Source excerpt:

— BEGIN —

1. Let’s start this recipe off by making the dehydrated tomato slices, this is totally optional, although, they have a ton of flavour and are super simple. All that’s needed to make these is time. Simply slice various tomatoes as thinly as possible then when ready place the tomatoes onto a lined baking matt. Place into an oven set at 65-75°c and dehydrate until completely dry 4-6 hrs approx. You can speed this process up by using a dehydrator if you have one or I read there’s a microwave method also but I prefer low and slow. This can be done days in advance also as they will keep when dried.
2. Now to make the adobo, before we start the braising we want to briefly marinade the pork belly for at least 30 minutes prior. In a large mixing bowl add 125mls of apple vinegar, 75ml of light soy, 3 tbsp of brown sugar, 2 tbsp oyster sauce, 2 tbsp kappa manis or dark soy and 4 minced garlic cloves and a 3cm piece of minced ginger. Mix well until the sugar completely dissolves. For the pork we are after a slab of belly pork, traditionally the pork is diced, however, I like a whole piece as I want to press it when braised. Remove any hairs on the skin by using a blowtorch then when ready add to the marinade. Marinade the pork belly for at least 30 minutes.
3. When the pork has finished marinating we can start the braising. Remove the pork from the marinade and briefly pat dry with kitchen paper. Keep the marinade also as we will use this as a base for the braise. Next in a large saucepan add a drizzle of oil and place onto a high heat. When hot add the pork belly skin side down first and sear on both sides until sealed.
4. Now, remove the pork belly from the pan then in the same pan remove of any excess oil then add 1 finely sliced white onion. Saute the onion for 4-5 minutes then when softened add 1 finely sliced red chilli (optional) and 2 chopped garlic cloves and continue to cook for a further 2 minutes.
5. When the aromats become fragrant, add the seared belly pork back into the pan along with all of the marinade saved from the pork, 1/2 tsp black peppercorns and 3 bay leaves. Top the braise up with water until the pork belly is just about covered and bring the braise up to a boil. When boiling turn the heat down to a low simmer and place a lid on top. Allow a slab of pork this size to braise for 2 hours.
After 2 hours of braising:
6. When the braising time has finished you can tell the pork is ready as when removed it will have a nice gelatinous jiggle to it. Place the pork belly onto a tray to cool then to press simply place another tray over the top and weigh down using a few tins or a bowl of water and store in the fridge to completely chill. As for the braise we want to keep this as it will make the perfect glaze for the potatoes and to finish the pork. Place onto a high heat and reduce until half. When ready pass through a fine sieve and store to one side for now.
Potatoes and Additional ingredients:
7. Whilst we wait for the pork to press we can now begin the other elements of this dish, traditionally adobo is served over rice, however, I wanted to use potato instead by slicing into a fine brunois to replicate that. Feel free to just use rice though both are good! Start by finely slicing 2 large potatoes lengthways first. Next cut into a julienne then finally into a fine dice. Add the dice potatoes to a bowl of water and rinse to remove the starch content. When ready, drain and place onto kitchen paper and pat dry.

— END —

List of tasks:
1. Reproduce the passage of the pork belly adobo recipe between "3. When the" and "sides until sealed.", inclusive.
2. Continue the pork belly adobo recipe from the point where it stops.

Stored items
— BEGIN —

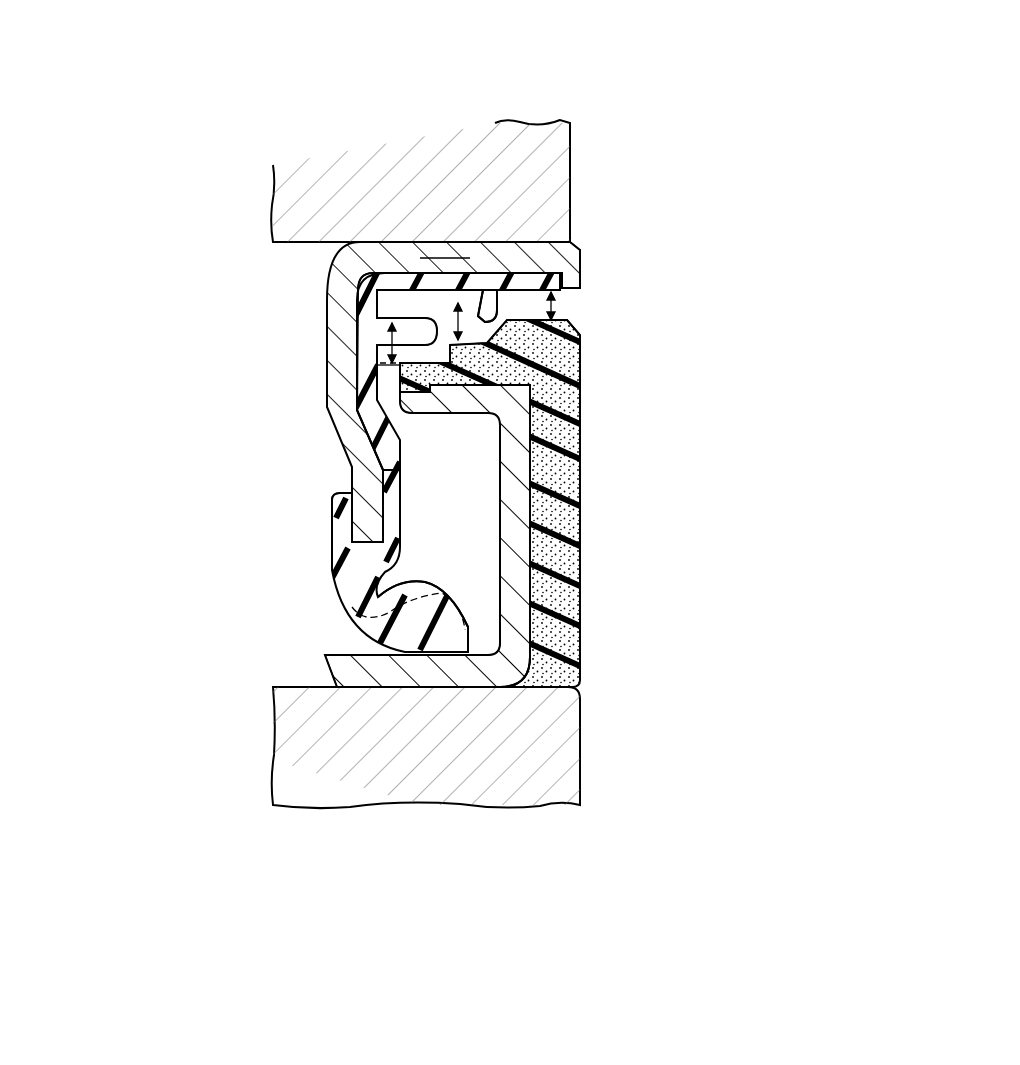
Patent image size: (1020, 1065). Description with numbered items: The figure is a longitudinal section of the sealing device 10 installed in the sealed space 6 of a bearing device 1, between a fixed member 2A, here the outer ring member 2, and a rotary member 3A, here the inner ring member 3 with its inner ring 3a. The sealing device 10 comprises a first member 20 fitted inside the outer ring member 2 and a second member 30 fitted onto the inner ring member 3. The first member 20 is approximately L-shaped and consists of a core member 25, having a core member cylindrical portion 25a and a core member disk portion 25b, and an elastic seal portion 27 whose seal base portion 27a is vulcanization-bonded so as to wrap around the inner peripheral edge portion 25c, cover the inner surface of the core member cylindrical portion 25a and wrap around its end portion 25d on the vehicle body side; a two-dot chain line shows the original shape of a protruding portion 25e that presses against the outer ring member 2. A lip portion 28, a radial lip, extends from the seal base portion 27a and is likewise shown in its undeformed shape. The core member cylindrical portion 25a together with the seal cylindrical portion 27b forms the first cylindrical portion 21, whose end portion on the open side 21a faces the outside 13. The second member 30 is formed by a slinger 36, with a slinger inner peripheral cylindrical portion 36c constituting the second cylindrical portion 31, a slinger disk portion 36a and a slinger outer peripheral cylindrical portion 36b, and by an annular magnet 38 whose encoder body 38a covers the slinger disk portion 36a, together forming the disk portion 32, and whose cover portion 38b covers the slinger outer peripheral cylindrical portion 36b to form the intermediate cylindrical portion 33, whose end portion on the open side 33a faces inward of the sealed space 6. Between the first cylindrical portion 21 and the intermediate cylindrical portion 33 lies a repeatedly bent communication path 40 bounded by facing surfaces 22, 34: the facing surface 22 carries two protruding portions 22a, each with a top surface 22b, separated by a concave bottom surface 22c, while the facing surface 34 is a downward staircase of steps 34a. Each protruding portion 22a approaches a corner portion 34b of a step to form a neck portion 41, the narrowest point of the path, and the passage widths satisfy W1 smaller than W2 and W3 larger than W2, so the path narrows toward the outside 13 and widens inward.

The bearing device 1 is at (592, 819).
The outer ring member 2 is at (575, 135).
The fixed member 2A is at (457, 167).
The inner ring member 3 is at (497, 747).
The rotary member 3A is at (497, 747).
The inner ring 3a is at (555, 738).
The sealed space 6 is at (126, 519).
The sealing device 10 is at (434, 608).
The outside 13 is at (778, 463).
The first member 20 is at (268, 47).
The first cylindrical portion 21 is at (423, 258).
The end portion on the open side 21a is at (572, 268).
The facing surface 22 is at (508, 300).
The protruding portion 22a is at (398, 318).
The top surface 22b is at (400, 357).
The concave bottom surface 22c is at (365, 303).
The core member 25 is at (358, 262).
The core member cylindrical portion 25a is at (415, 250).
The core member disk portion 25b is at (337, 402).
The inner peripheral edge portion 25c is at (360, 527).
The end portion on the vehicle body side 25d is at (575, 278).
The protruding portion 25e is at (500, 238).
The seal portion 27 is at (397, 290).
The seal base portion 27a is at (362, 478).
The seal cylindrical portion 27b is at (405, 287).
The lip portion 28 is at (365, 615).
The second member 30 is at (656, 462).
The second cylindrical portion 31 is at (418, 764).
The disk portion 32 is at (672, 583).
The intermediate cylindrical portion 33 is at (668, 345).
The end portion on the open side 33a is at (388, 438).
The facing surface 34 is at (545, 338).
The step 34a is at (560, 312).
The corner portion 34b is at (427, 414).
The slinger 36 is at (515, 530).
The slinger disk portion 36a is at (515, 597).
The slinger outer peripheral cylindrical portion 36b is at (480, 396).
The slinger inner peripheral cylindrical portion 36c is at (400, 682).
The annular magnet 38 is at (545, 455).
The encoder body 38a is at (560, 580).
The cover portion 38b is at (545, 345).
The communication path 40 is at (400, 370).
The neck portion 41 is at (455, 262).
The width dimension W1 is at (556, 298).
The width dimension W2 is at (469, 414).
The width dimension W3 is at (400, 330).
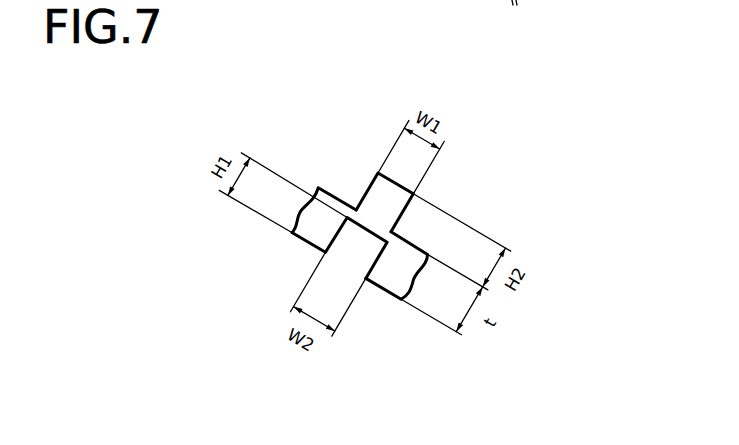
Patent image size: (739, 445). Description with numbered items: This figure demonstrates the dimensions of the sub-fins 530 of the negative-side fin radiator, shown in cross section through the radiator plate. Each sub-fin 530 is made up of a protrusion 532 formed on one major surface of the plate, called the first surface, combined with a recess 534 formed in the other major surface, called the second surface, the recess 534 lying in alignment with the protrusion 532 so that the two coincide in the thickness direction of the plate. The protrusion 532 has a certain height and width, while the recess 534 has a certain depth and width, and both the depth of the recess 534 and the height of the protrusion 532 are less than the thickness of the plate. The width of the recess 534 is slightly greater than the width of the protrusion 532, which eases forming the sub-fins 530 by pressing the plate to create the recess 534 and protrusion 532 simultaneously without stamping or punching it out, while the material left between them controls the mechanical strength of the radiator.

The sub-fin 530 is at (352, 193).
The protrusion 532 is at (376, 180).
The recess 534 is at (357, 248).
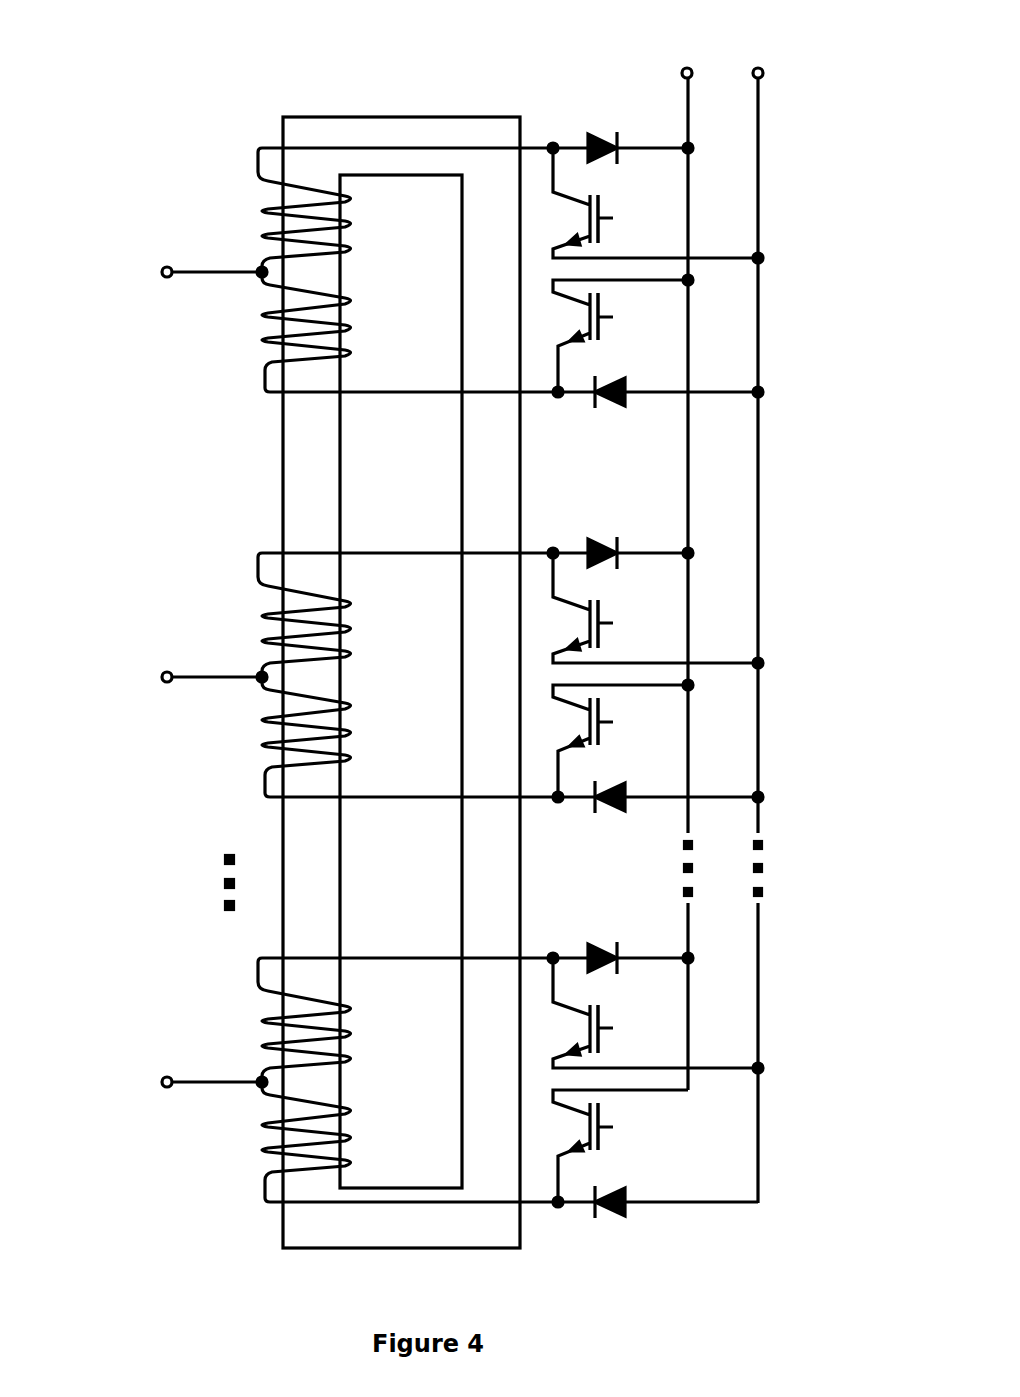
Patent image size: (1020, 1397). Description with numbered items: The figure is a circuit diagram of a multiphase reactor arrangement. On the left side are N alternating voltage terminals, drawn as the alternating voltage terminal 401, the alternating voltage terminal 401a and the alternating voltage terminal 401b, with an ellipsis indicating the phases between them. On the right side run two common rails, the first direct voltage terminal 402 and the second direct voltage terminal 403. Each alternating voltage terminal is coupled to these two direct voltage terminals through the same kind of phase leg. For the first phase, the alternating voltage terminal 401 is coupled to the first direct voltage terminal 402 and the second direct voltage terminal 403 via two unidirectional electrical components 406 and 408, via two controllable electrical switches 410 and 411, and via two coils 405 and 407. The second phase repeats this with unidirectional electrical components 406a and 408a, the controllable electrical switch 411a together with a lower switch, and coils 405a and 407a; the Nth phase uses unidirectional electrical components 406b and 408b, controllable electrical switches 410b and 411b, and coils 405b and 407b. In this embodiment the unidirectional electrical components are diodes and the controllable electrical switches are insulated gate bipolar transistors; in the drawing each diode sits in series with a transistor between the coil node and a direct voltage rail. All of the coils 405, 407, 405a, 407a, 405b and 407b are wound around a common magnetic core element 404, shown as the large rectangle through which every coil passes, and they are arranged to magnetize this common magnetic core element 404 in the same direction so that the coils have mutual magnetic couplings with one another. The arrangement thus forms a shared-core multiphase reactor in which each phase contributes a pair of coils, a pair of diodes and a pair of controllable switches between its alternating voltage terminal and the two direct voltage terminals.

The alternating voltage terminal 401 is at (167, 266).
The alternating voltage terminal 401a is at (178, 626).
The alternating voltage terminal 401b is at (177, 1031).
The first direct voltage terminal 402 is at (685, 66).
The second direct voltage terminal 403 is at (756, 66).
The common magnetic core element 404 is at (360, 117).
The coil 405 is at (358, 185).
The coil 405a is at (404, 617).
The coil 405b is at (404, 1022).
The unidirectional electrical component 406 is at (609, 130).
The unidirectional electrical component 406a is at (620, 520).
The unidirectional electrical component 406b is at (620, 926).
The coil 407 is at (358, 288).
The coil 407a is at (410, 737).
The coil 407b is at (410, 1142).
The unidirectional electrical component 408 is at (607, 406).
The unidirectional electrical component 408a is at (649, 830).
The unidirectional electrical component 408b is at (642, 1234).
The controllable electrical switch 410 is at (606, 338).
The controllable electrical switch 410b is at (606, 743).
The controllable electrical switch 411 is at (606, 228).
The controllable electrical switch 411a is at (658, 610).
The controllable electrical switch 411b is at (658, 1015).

— END —

Exercise results:
1.
3. When the pork has finished marinating we can start the braising. Remove the pork from the marinade and briefly pat dry with kitchen paper. Keep the marinade also as we will use this as a base for the braise. Next in a large saucepan add a drizzle of oil and place onto a high heat. When hot add the pork belly skin side down first and sear on both sides until sealed.

2.
8. Next, place a large pan onto a high heat then when smoking hot add a drizzle of cooking oil then carefully add the diced potato. Fry for 10 minutes or until golden, then mince and add 2 garlic cloves, 1 bay leaf and a few spoonfuls of the braising stock saved from earlier. Reduce the liquid until the potatoes are cooked then when ready finely slice a few spring onions and season if needed. You can substitute the potato for cooked rice if you prefer and re cook the same way, however, when you try these potatoes cooked like this you will see why!
9. For a few extra touches slice 1/4 pineapple into bite sized pieces and slice a few spring onions into large pieces. Sear the spring onion and pineapple in either a pan or use a blow torch until nice and caramelised. This pineapple becomes slightly bitter when seared and works perfectly with the pork.
10. Now back to the pork belly, when chilled the pork should have slightly pressed. Its best to usually press over night but for this dish its only a small added extra step which can also be skipped. Slice the pork belly into decently large bite sized pieces. Next add a pan again onto a high heat and drizzle very lightly with cooking oil. Place the pork skin side down first then sear each side until nice and crispy. When ready add all of the remaining braising liquid and reduce and coat the pork. Keep reducing until the consistency transforms into a thin glaze. When ready remove from the heat and allow the pork to sit in all of that goodness.
11. Now to serve, spoon some of the braised potato down first then scatter some of the braised pork over the top. Add a few charred spring onions and pineapple then drizzle with some of the glaze. Finish with a few dehydrated tomatoes on top and nourish. Have fun and I hope you like my take on adobo, yes its not quite like the traditional way but all of the flavour profiles are right there…
To create a much more authentic pork adobo simply replace the potato with steamed rice and cook in the same way as we did with the diced potatoes. As for the pork then you can skip the pressing process and simply dice first then braise again until reduced. Instead of pork, chicken also works perfectly for adobo. Have fun with this recipe and peace as always!